Word for word, set down the records and skip each picture.

Recorded data
------------------------

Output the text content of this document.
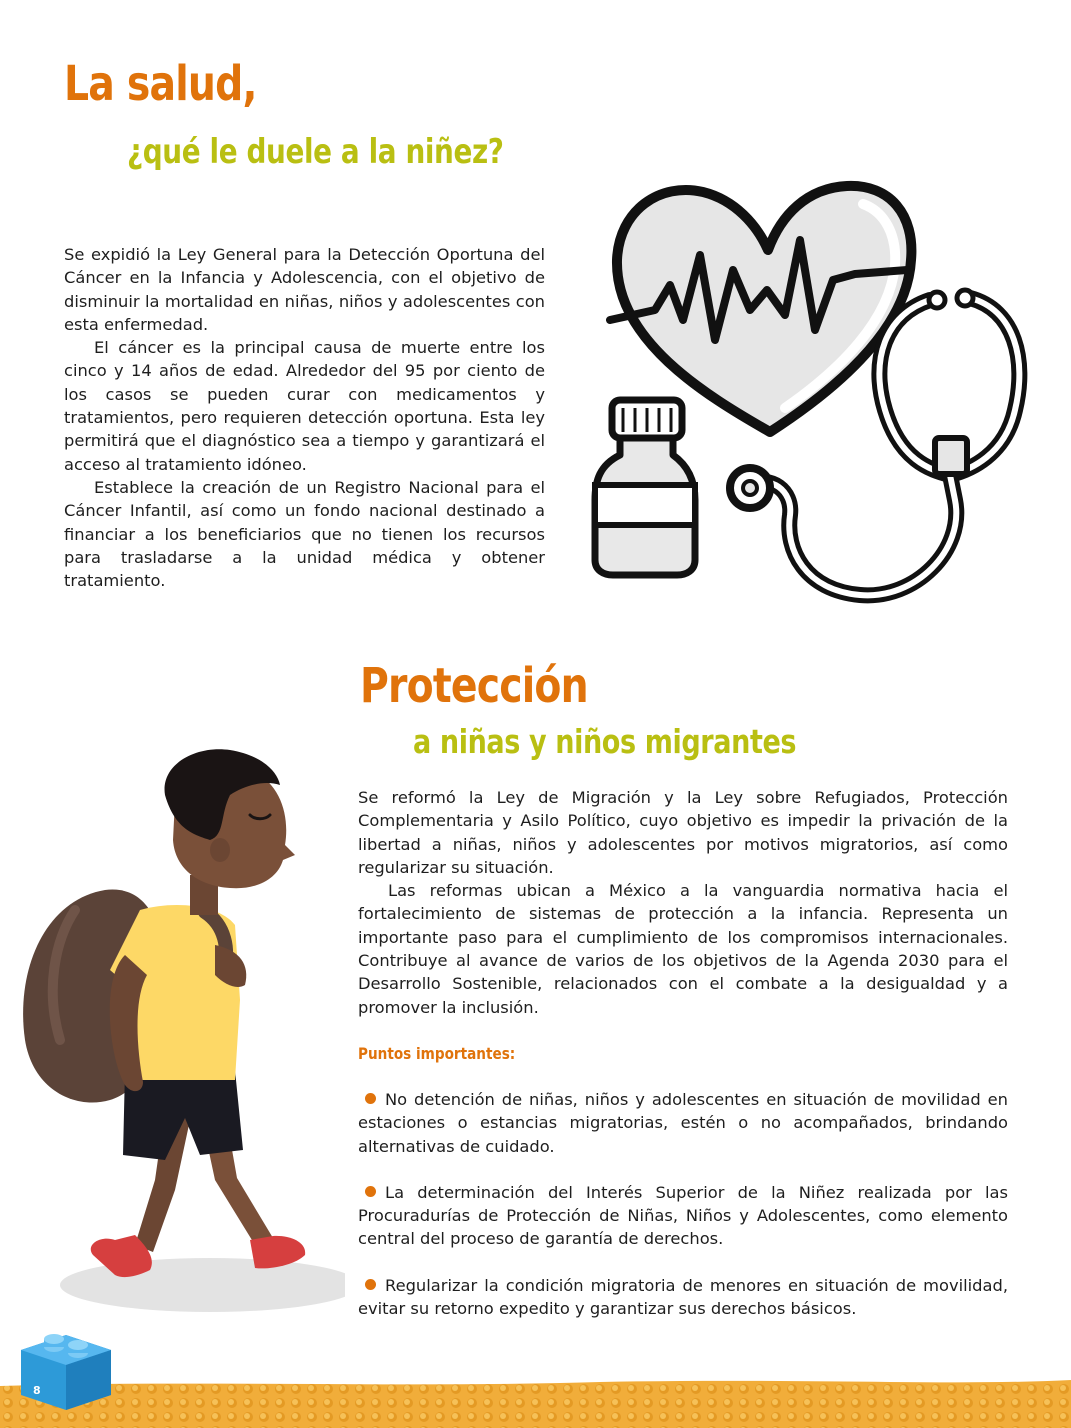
La salud,
¿qué le duele a la niñez?

Se expidió la Ley General para la Detección Oportuna del Cáncer en la Infancia y Adolescencia, con el objetivo de disminuir la mortalidad en niñas, niños y adolescentes con esta enfermedad.

El cáncer es la principal causa de muerte entre los cinco y 14 años de edad. Alrededor del 95 por ciento de los casos se pueden curar con medicamentos y tratamientos, pero requieren detección oportuna. Esta ley permitirá que el diagnóstico sea a tiempo y garantizará el acceso al tratamiento idóneo.

Establece la creación de un Registro Nacional para el Cáncer Infantil, así como un fondo nacional destinado a financiar a los beneficiarios que no tienen los recursos para trasladarse a la unidad médica y obtener tratamiento.

Protección
a niñas y niños migrantes

Se reformó la Ley de Migración y la Ley sobre Refugiados, Protección Complementaria y Asilo Político, cuyo objetivo es impedir la privación de la libertad a niñas, niños y adolescentes por motivos migratorios, así como regularizar su situación.

Las reformas ubican a México a la vanguardia normativa hacia el fortalecimiento de sistemas de protección a la infancia. Representa un importante paso para el cumplimiento de los compromisos internacionales. Contribuye al avance de varios de los objetivos de la Agenda 2030 para el Desarrollo Sostenible, relacionados con el combate a la desigualdad y a promover la inclusión.

Puntos importantes:

No detención de niñas, niños y adolescentes en situación de movilidad en estaciones o estancias migratorias, estén o no acompañados, brindando alternativas de cuidado.

La determinación del Interés Superior de la Niñez realizada por las Procuradurías de Protección de Niñas, Niños y Adolescentes, como elemento central del proceso de garantía de derechos.

Regularizar la condición migratoria de menores en situación de movilidad, evitar su retorno expedito y garantizar sus derechos básicos.

8
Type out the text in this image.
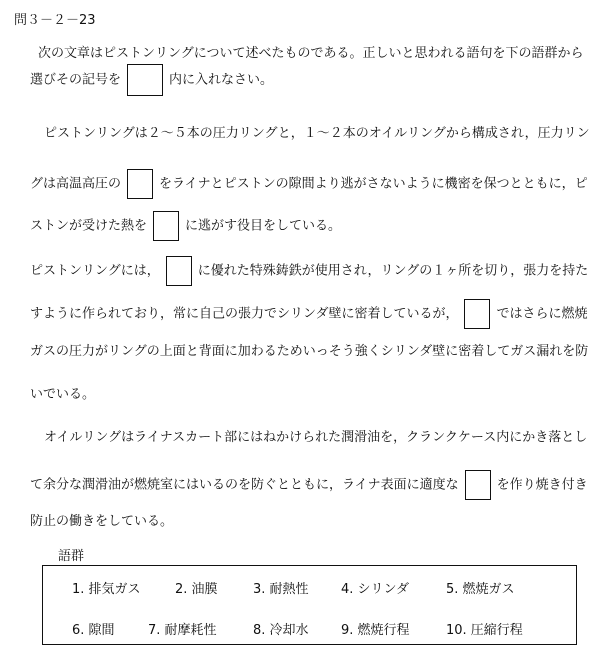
問３－２－23
次の文章はピストンリングについて述べたものである。正しいと思われる語句を下の語群から
選びその記号を	内に入れなさい。
ピストンリングは２～５本の圧力リングと，１～２本のオイルリングから構成され，圧力リン
グは高温高圧の	をライナとピストンの隙間より逃がさないように機密を保つとともに，ピ
ストンが受けた熱を	に逃がす役目をしている。
ピストンリングには，	に優れた特殊鋳鉄が使用され，リングの１ヶ所を切り，張力を持た
すように作られており，常に自己の張力でシリンダ壁に密着しているが，	ではさらに燃焼
ガスの圧力がリングの上面と背面に加わるためいっそう強くシリンダ壁に密着してガス漏れを防
いでいる。
オイルリングはライナスカート部にはねかけられた潤滑油を，クランクケース内にかき落とし
て余分な潤滑油が燃焼室にはいるのを防ぐとともに，ライナ表面に適度な	を作り焼き付き
防止の働きをしている。
語群
1. 排気ガス	2. 油膜	3. 耐熱性 4. シリンダ	5. 燃焼ガス
6. 隙間	7. 耐摩耗性	8. 冷却水 9. 燃焼行程	10. 圧縮行程
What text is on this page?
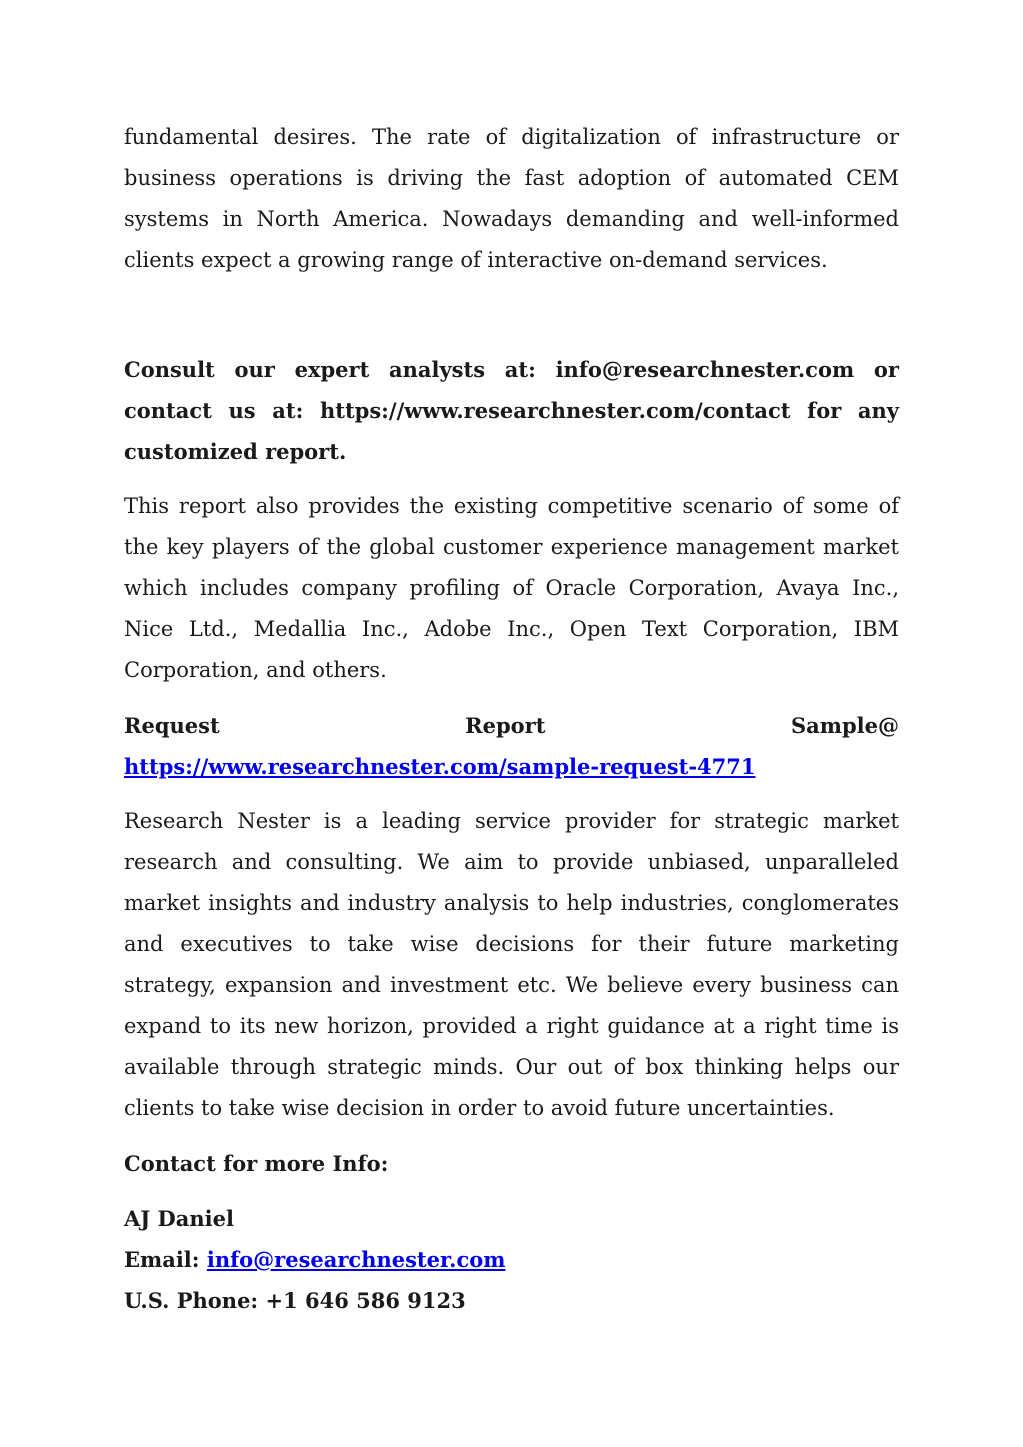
fundamental desires. The rate of digitalization of infrastructure or business operations is driving the fast adoption of automated CEM systems in North America. Nowadays demanding and well-informed clients expect a growing range of interactive on-demand services.

Consult our expert analysts at: info@researchnester.com or contact us at: https://www.researchnester.com/contact for any customized report.

This report also provides the existing competitive scenario of some of the key players of the global customer experience management market which includes company profiling of Oracle Corporation, Avaya Inc., Nice Ltd., Medallia Inc., Adobe Inc., Open Text Corporation, IBM Corporation, and others.

Request	Report	Sample@
https://www.researchnester.com/sample-request-4771

Research Nester is a leading service provider for strategic market research and consulting. We aim to provide unbiased, unparalleled market insights and industry analysis to help industries, conglomerates and executives to take wise decisions for their future marketing strategy, expansion and investment etc. We believe every business can expand to its new horizon, provided a right guidance at a right time is available through strategic minds. Our out of box thinking helps our clients to take wise decision in order to avoid future uncertainties.

Contact for more Info:

AJ Daniel

Email: info@researchnester.com

U.S. Phone: +1 646 586 9123
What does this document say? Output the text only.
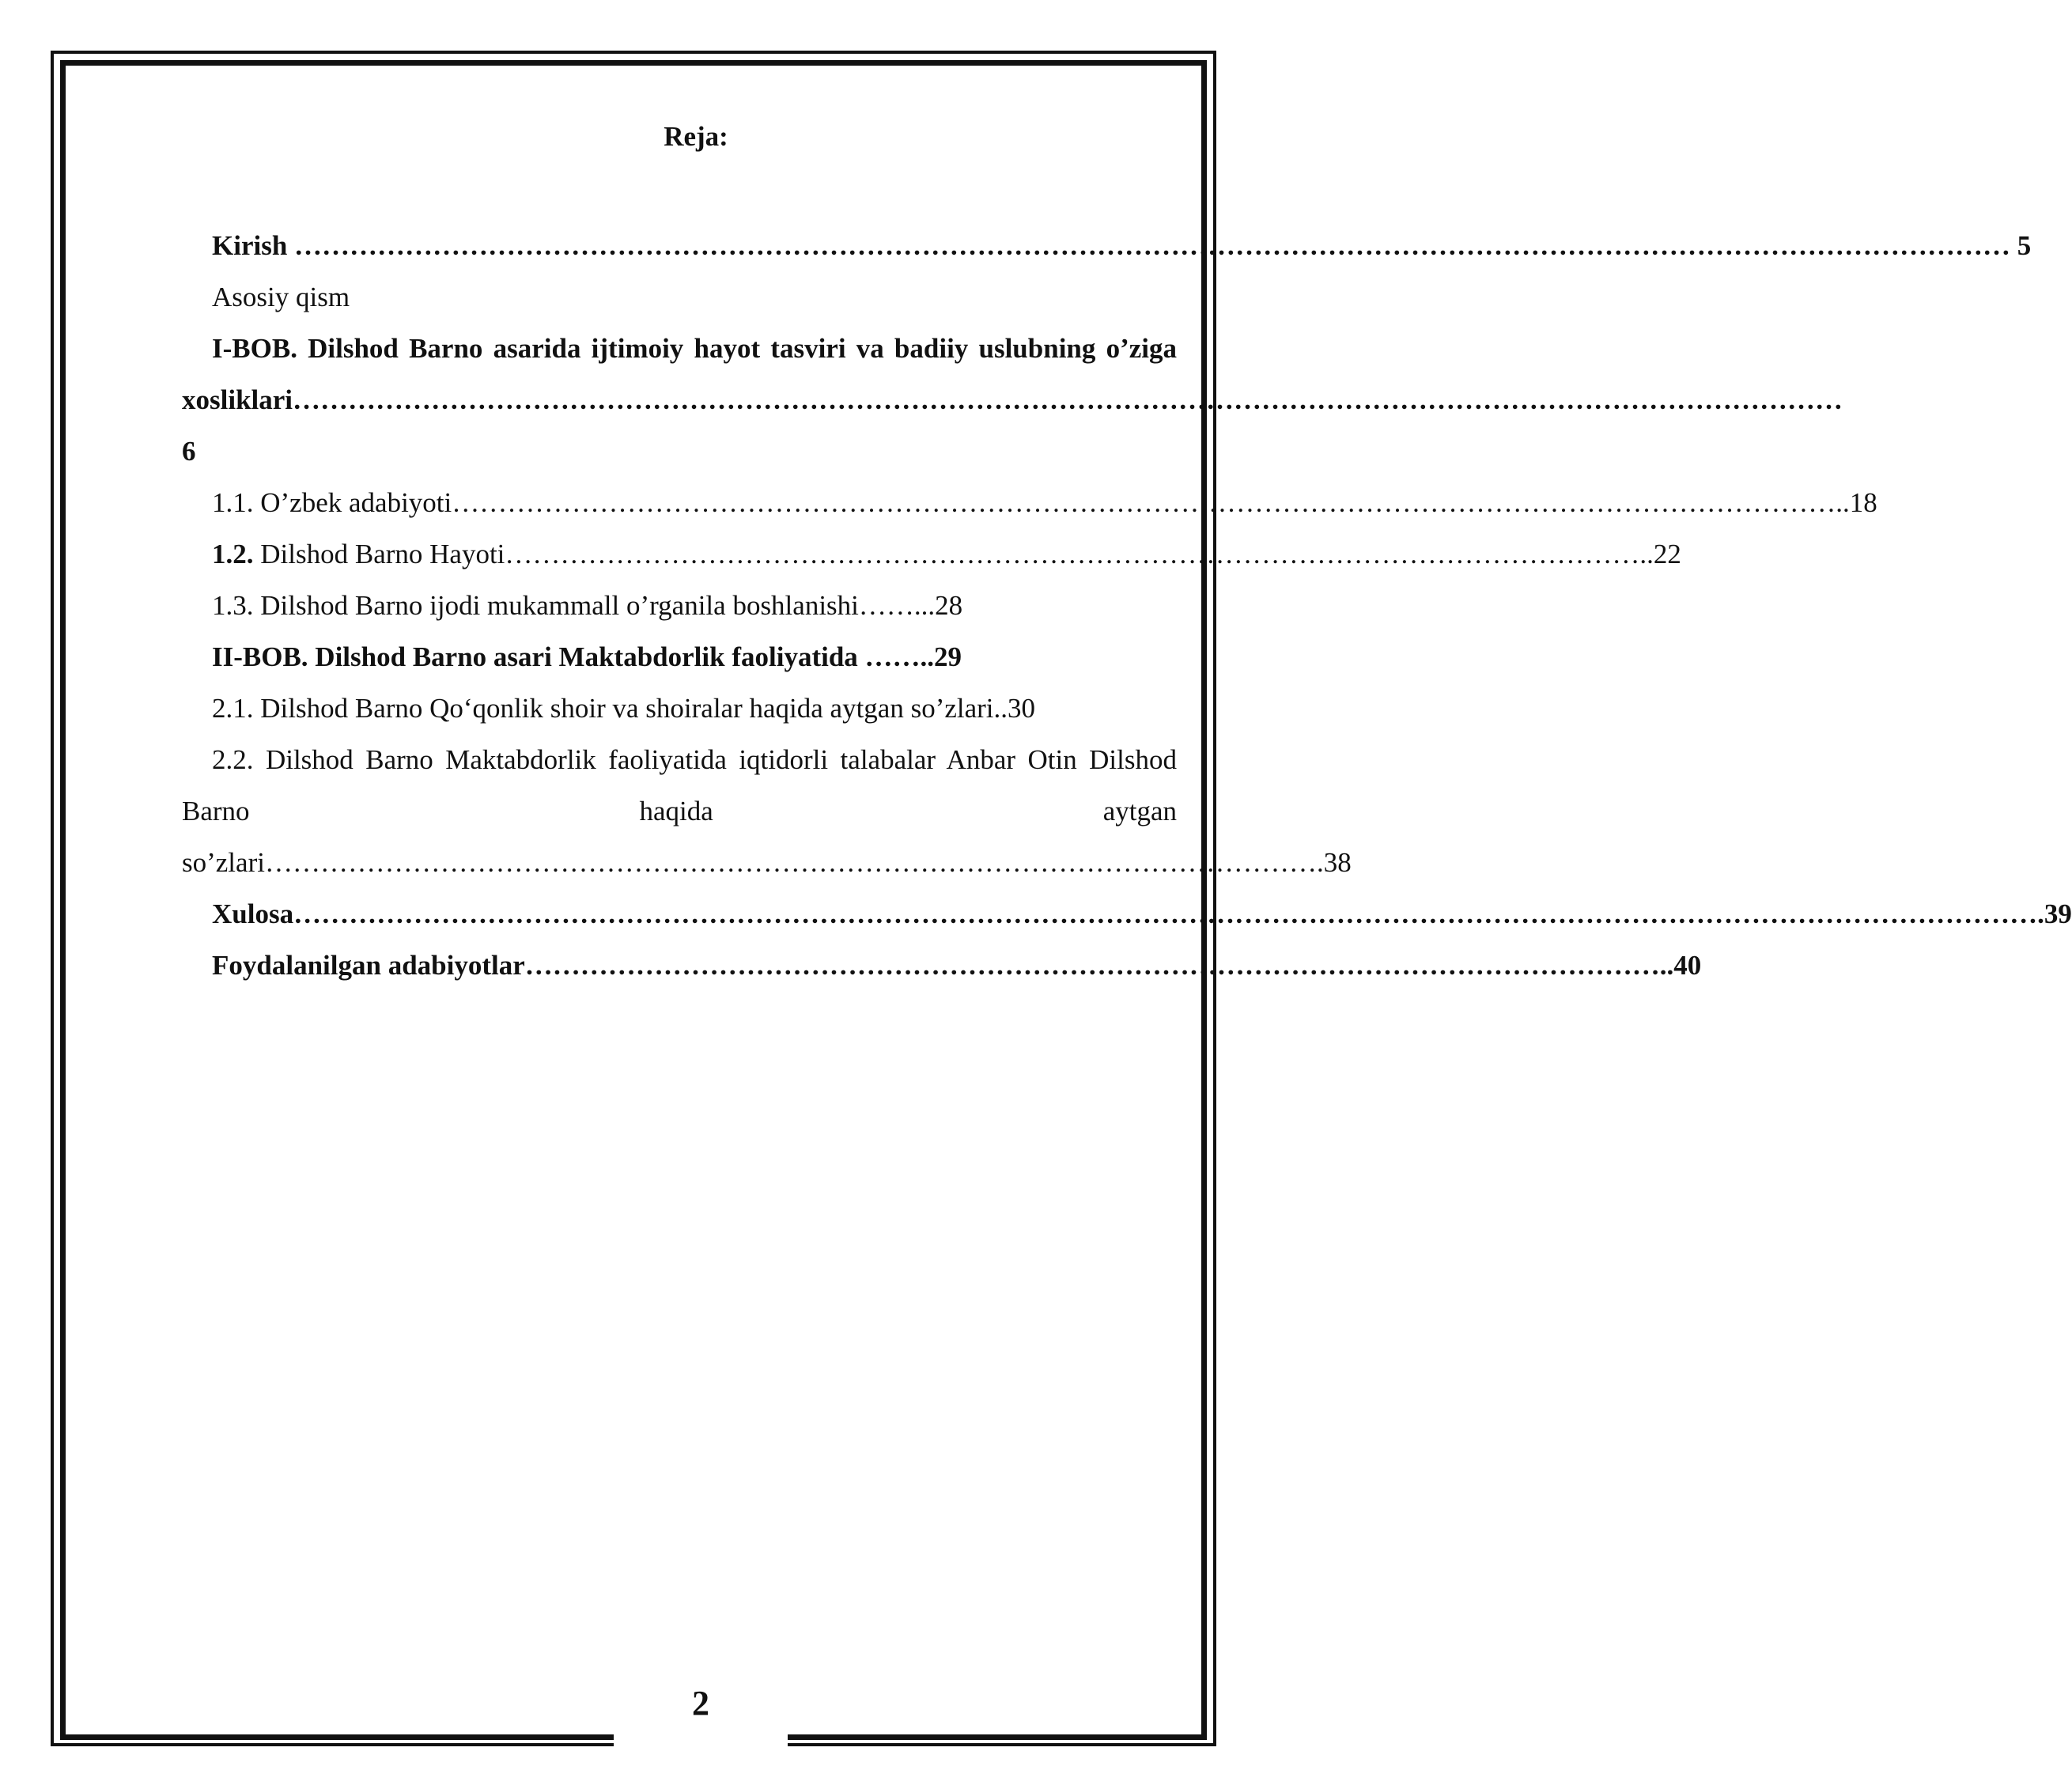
Reja:
Kirish …………………………………………………………………………………………………………………………………………………………………… 5
Asosiy qism
I-BOB. Dilshod Barno asarida ijtimoiy hayot tasviri va badiiy uslubning o’ziga xosliklari……………………………………………………………………………………………………………………………………………………6
1.1. O’zbek adabiyoti……………………………………………………………………………………………………………………………………..18
1.2. Dilshod Barno Hayoti……………………………………………………………………………………………………………..22
1.3. Dilshod Barno ijodi mukammall o’rganila boshlanishi……...28
II-BOB. Dilshod Barno asari Maktabdorlik faoliyatida ……..29
2.1. Dilshod Barno Qo‘qonlik shoir va shoiralar haqida aytgan so’zlari..30
2.2. Dilshod Barno Maktabdorlik faoliyatida iqtidorli talabalar Anbar Otin Dilshod Barno haqida aytgan so’zlari…………………………………………………………………………………………………….38
Xulosa……………………………………………………………………………………………………………………………………………………………………….39
Foydalanilgan adabiyotlar……………………………………………………………………………………………………………..40
2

------------------------

## [Correct response]
Output the text content of this document.
La salud,
¿qué le duele a la niñez?

Se expidió la Ley General para la Detección Oportuna del Cáncer en la Infancia y Adolescencia, con el objetivo de disminuir la mortalidad en niñas, niños y adolescentes con esta enfermedad.

El cáncer es la principal causa de muerte entre los cinco y 14 años de edad. Alrededor del 95 por ciento de los casos se pueden curar con medicamentos y tratamientos, pero requieren detección oportuna. Esta ley permitirá que el diagnóstico sea a tiempo y garantizará el acceso al tratamiento idóneo.

Establece la creación de un Registro Nacional para el Cáncer Infantil, así como un fondo nacional destinado a financiar a los beneficiarios que no tienen los recursos para trasladarse a la unidad médica y obtener tratamiento.

Protección
a niñas y niños migrantes

Se reformó la Ley de Migración y la Ley sobre Refugiados, Protección Complementaria y Asilo Político, cuyo objetivo es impedir la privación de la libertad a niñas, niños y adolescentes por motivos migratorios, así como regularizar su situación.

Las reformas ubican a México a la vanguardia normativa hacia el fortalecimiento de sistemas de protección a la infancia. Representa un importante paso para el cumplimiento de los compromisos internacionales. Contribuye al avance de varios de los objetivos de la Agenda 2030 para el Desarrollo Sostenible, relacionados con el combate a la desigualdad y a promover la inclusión.

Puntos importantes:

No detención de niñas, niños y adolescentes en situación de movilidad en estaciones o estancias migratorias, estén o no acompañados, brindando alternativas de cuidado.

La determinación del Interés Superior de la Niñez realizada por las Procuradurías de Protección de Niñas, Niños y Adolescentes, como elemento central del proceso de garantía de derechos.

Regularizar la condición migratoria de menores en situación de movilidad, evitar su retorno expedito y garantizar sus derechos básicos.

8
Type out the text in this image.
問３－２－23
次の文章はピストンリングについて述べたものである。正しいと思われる語句を下の語群から
選びその記号を	内に入れなさい。
ピストンリングは２～５本の圧力リングと，１～２本のオイルリングから構成され，圧力リン
グは高温高圧の	をライナとピストンの隙間より逃がさないように機密を保つとともに，ピ
ストンが受けた熱を	に逃がす役目をしている。
ピストンリングには，	に優れた特殊鋳鉄が使用され，リングの１ヶ所を切り，張力を持た
すように作られており，常に自己の張力でシリンダ壁に密着しているが，	ではさらに燃焼
ガスの圧力がリングの上面と背面に加わるためいっそう強くシリンダ壁に密着してガス漏れを防
いでいる。
オイルリングはライナスカート部にはねかけられた潤滑油を，クランクケース内にかき落とし
て余分な潤滑油が燃焼室にはいるのを防ぐとともに，ライナ表面に適度な	を作り焼き付き
防止の働きをしている。
語群
1. 排気ガス	2. 油膜	3. 耐熱性 4. シリンダ	5. 燃焼ガス
6. 隙間	7. 耐摩耗性	8. 冷却水 9. 燃焼行程	10. 圧縮行程
What text is on this page?
fundamental desires. The rate of digitalization of infrastructure or business operations is driving the fast adoption of automated CEM systems in North America. Nowadays demanding and well-informed clients expect a growing range of interactive on-demand services.

Consult our expert analysts at: info@researchnester.com or contact us at: https://www.researchnester.com/contact for any customized report.

This report also provides the existing competitive scenario of some of the key players of the global customer experience management market which includes company profiling of Oracle Corporation, Avaya Inc., Nice Ltd., Medallia Inc., Adobe Inc., Open Text Corporation, IBM Corporation, and others.

Request	Report	Sample@
https://www.researchnester.com/sample-request-4771

Research Nester is a leading service provider for strategic market research and consulting. We aim to provide unbiased, unparalleled market insights and industry analysis to help industries, conglomerates and executives to take wise decisions for their future marketing strategy, expansion and investment etc. We believe every business can expand to its new horizon, provided a right guidance at a right time is available through strategic minds. Our out of box thinking helps our clients to take wise decision in order to avoid future uncertainties.

Contact for more Info:

AJ Daniel

Email: info@researchnester.com

U.S. Phone: +1 646 586 9123
What does this document say? Output the text only.
Reja:
Kirish …………………………………………………………………………………………………………………………………………………………………… 5
Asosiy qism
I-BOB. Dilshod Barno asarida ijtimoiy hayot tasviri va badiiy uslubning o’ziga xosliklari……………………………………………………………………………………………………………………………………………………6
1.1. O’zbek adabiyoti……………………………………………………………………………………………………………………………………..18
1.2. Dilshod Barno Hayoti……………………………………………………………………………………………………………..22
1.3. Dilshod Barno ijodi mukammall o’rganila boshlanishi……...28
II-BOB. Dilshod Barno asari Maktabdorlik faoliyatida ……..29
2.1. Dilshod Barno Qo‘qonlik shoir va shoiralar haqida aytgan so’zlari..30
2.2. Dilshod Barno Maktabdorlik faoliyatida iqtidorli talabalar Anbar Otin Dilshod Barno haqida aytgan so’zlari…………………………………………………………………………………………………….38
Xulosa……………………………………………………………………………………………………………………………………………………………………….39
Foydalanilgan adabiyotlar……………………………………………………………………………………………………………..40
2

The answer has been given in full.